(Stored entries)
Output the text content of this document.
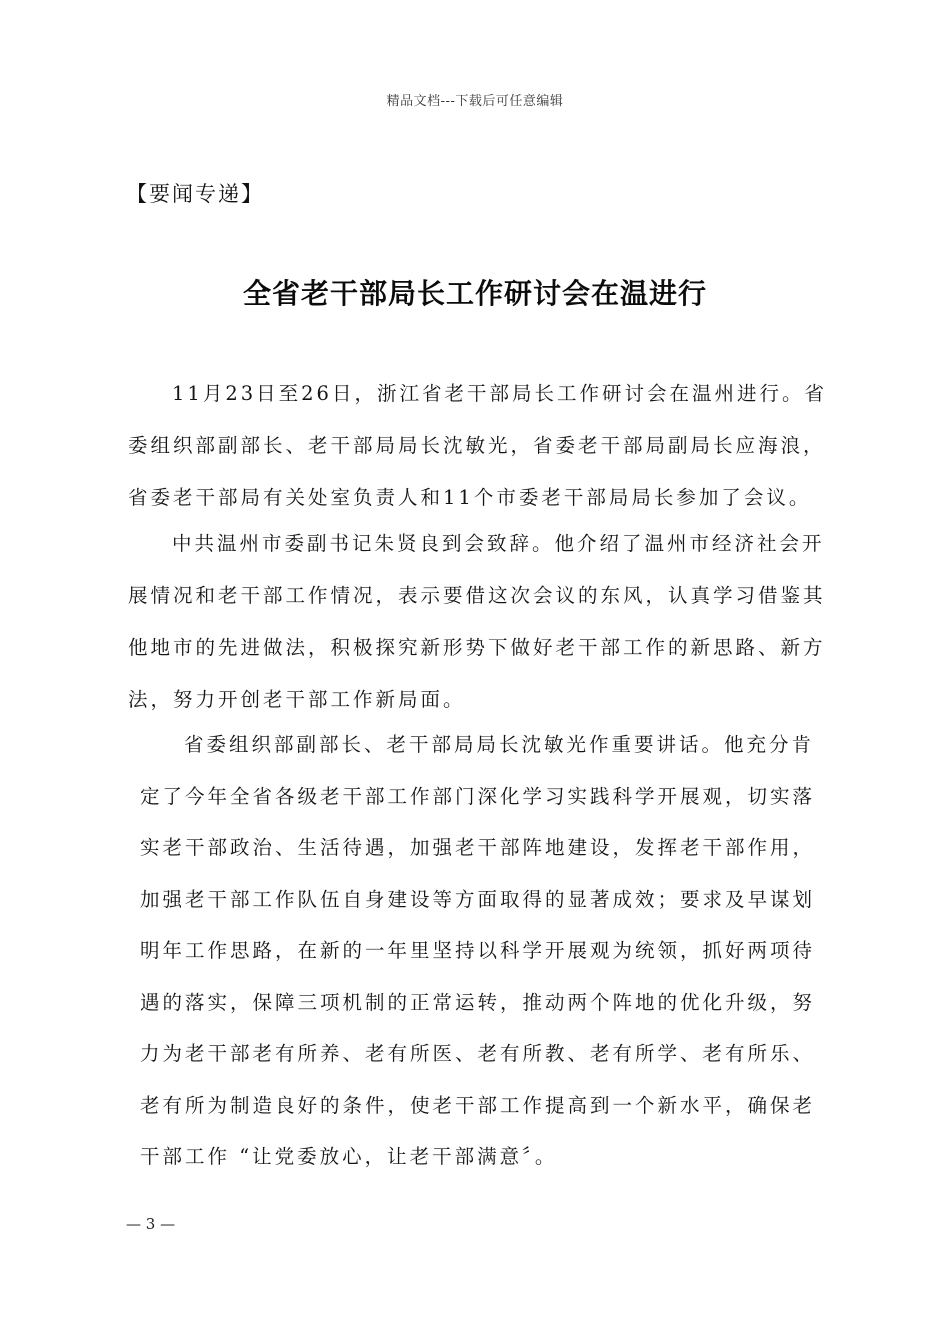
精品文档---下载后可任意编辑
【要闻专递】
全省老干部局长工作研讨会在温进行

11月23日至26日，浙江省老干部局长工作研讨会在温州进行。省
委组织部副部长、老干部局局长沈敏光，省委老干部局副局长应海浪，
省委老干部局有关处室负责人和11个市委老干部局局长参加了会议。

中共温州市委副书记朱贤良到会致辞。他介绍了温州市经济社会开
展情况和老干部工作情况，表示要借这次会议的东风，认真学习借鉴其
他地市的先进做法，积极探究新形势下做好老干部工作的新思路、新方
法，努力开创老干部工作新局面。

省委组织部副部长、老干部局局长沈敏光作重要讲话。他充分肯
定了今年全省各级老干部工作部门深化学习实践科学开展观，切实落
实老干部政治、生活待遇，加强老干部阵地建设，发挥老干部作用，
加强老干部工作队伍自身建设等方面取得的显著成效；要求及早谋划
明年工作思路，在新的一年里坚持以科学开展观为统领，抓好两项待
遇的落实，保障三项机制的正常运转，推动两个阵地的优化升级，努
力为老干部老有所养、老有所医、老有所教、老有所学、老有所乐、
老有所为制造良好的条件，使老干部工作提高到一个新水平，确保老
干部工作 “让党委放心，让老干部满意〞。

— 3 —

→ **Task objective**
Drop the images and quote the entries word for word.

→ **Response to the exercise**
Output the text content of this document.
精品文档---下载后可任意编辑
【要闻专递】
全省老干部局长工作研讨会在温进行

11月23日至26日，浙江省老干部局长工作研讨会在温州进行。省
委组织部副部长、老干部局局长沈敏光，省委老干部局副局长应海浪，
省委老干部局有关处室负责人和11个市委老干部局局长参加了会议。

中共温州市委副书记朱贤良到会致辞。他介绍了温州市经济社会开
展情况和老干部工作情况，表示要借这次会议的东风，认真学习借鉴其
他地市的先进做法，积极探究新形势下做好老干部工作的新思路、新方
法，努力开创老干部工作新局面。

省委组织部副部长、老干部局局长沈敏光作重要讲话。他充分肯
定了今年全省各级老干部工作部门深化学习实践科学开展观，切实落
实老干部政治、生活待遇，加强老干部阵地建设，发挥老干部作用，
加强老干部工作队伍自身建设等方面取得的显著成效；要求及早谋划
明年工作思路，在新的一年里坚持以科学开展观为统领，抓好两项待
遇的落实，保障三项机制的正常运转，推动两个阵地的优化升级，努
力为老干部老有所养、老有所医、老有所教、老有所学、老有所乐、
老有所为制造良好的条件，使老干部工作提高到一个新水平，确保老
干部工作 “让党委放心，让老干部满意〞。

— 3 —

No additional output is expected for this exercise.